### GIVEN PROBLEM
Your answer should be a single number: the count of lines that include "this".

### ITEMS

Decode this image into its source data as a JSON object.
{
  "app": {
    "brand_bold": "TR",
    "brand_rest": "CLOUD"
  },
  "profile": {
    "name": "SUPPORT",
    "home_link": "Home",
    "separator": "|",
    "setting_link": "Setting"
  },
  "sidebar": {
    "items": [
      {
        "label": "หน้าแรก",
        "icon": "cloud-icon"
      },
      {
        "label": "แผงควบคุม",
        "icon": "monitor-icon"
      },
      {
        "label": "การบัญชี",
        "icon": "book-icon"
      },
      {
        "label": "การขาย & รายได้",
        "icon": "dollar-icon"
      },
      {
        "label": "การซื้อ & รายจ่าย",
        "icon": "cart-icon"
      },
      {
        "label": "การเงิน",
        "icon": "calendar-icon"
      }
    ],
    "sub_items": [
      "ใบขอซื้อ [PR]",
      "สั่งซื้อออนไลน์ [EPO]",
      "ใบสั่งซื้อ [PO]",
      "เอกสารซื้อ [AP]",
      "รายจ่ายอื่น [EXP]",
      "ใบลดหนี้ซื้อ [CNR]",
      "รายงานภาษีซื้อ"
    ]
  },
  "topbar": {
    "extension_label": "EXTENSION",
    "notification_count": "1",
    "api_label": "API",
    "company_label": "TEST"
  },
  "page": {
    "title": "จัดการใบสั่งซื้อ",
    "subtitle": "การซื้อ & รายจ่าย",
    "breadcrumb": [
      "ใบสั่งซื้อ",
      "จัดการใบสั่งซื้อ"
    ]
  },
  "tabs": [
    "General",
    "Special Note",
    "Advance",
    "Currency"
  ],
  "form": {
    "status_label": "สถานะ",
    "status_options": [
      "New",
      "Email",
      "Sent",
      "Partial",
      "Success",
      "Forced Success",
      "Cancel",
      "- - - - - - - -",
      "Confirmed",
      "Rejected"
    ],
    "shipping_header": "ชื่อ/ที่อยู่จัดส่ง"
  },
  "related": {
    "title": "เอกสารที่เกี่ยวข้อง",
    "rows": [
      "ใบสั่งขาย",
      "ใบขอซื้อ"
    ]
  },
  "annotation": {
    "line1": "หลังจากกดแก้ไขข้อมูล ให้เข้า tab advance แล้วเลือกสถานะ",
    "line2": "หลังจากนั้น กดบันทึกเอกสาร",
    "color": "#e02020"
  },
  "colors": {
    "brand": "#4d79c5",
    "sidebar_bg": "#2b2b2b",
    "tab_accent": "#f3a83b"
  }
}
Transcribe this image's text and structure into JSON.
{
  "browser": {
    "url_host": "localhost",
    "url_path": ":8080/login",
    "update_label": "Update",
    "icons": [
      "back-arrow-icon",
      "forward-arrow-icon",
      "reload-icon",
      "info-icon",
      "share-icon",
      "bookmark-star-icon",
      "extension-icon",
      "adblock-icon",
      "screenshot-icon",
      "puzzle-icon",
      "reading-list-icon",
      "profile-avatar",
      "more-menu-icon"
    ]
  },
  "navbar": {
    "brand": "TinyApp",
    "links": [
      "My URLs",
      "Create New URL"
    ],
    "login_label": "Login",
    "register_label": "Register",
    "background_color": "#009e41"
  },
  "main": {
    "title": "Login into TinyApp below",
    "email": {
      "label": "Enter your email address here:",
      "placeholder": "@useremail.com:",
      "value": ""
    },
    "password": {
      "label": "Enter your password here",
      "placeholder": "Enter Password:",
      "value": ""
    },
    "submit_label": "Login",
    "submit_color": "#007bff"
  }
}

### COMPLETED TASK
2